-------- Given information --------

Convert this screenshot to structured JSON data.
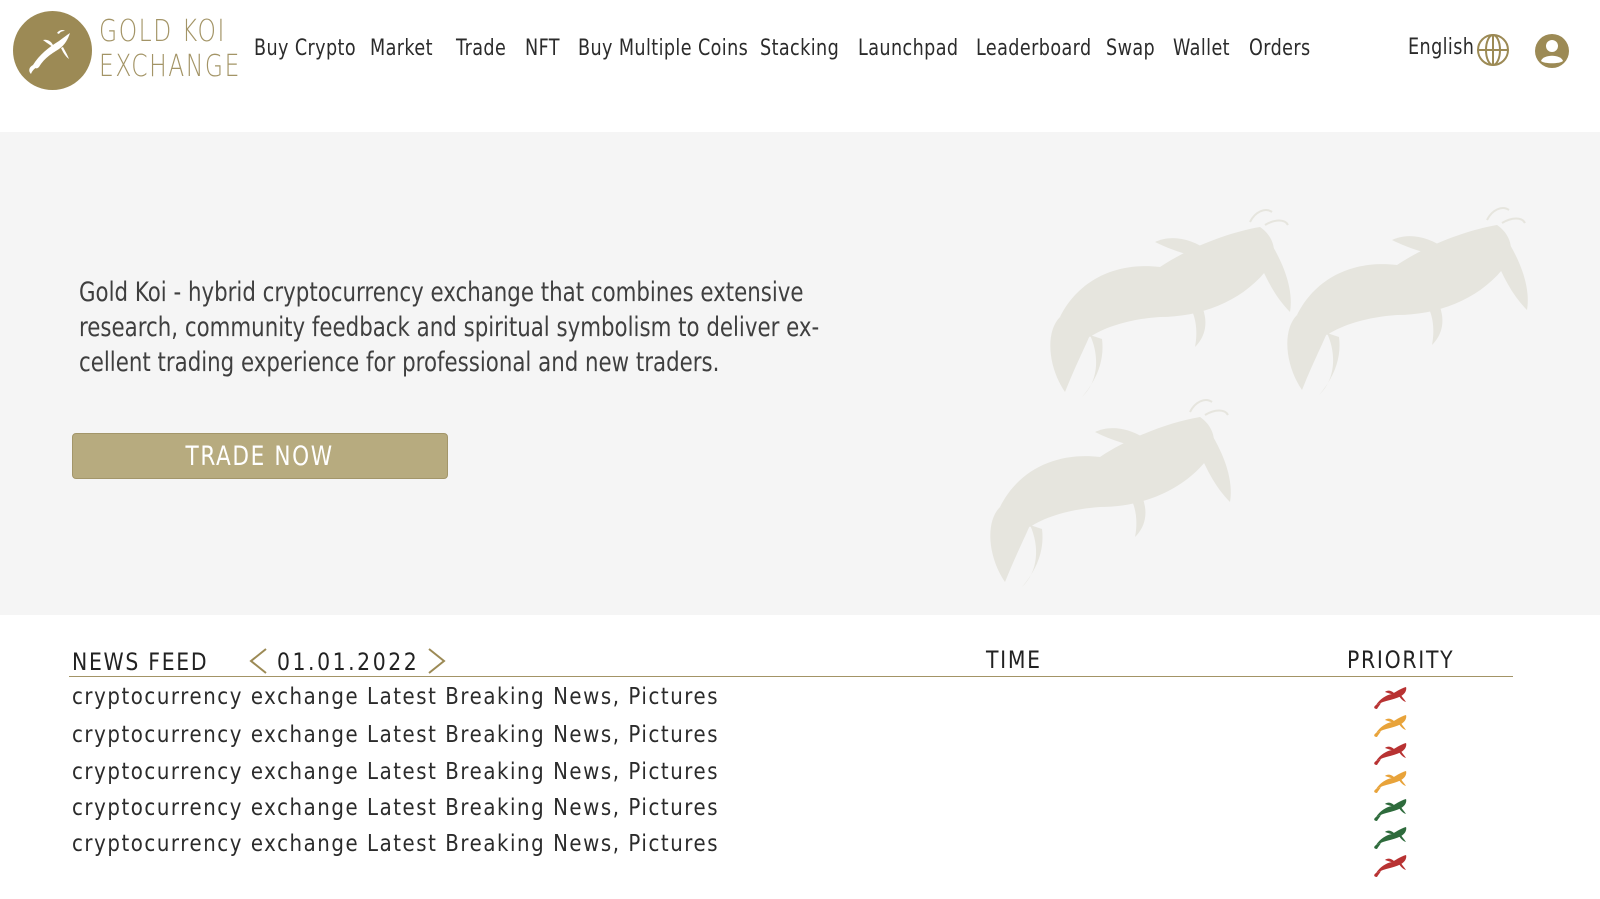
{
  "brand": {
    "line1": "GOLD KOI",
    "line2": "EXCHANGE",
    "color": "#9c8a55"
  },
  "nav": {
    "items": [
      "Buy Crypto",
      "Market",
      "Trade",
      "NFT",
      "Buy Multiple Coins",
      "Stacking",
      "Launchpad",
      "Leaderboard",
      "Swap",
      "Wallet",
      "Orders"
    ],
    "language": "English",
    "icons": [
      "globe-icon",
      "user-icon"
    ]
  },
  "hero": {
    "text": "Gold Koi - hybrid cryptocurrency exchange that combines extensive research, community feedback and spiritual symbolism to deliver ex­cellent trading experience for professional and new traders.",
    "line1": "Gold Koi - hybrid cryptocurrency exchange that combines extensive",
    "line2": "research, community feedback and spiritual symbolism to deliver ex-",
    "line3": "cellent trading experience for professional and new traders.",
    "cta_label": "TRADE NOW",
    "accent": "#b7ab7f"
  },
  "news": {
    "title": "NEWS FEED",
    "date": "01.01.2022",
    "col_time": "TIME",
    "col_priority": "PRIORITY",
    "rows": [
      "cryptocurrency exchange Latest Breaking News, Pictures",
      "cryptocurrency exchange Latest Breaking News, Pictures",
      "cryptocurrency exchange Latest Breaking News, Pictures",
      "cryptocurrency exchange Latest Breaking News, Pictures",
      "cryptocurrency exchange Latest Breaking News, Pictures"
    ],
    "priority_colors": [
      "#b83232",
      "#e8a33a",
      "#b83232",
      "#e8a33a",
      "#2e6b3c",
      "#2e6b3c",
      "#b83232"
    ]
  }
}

--------

Required work: Count every line of the material above that holds the string "hybrid", then state only the total.

Result of this task: 2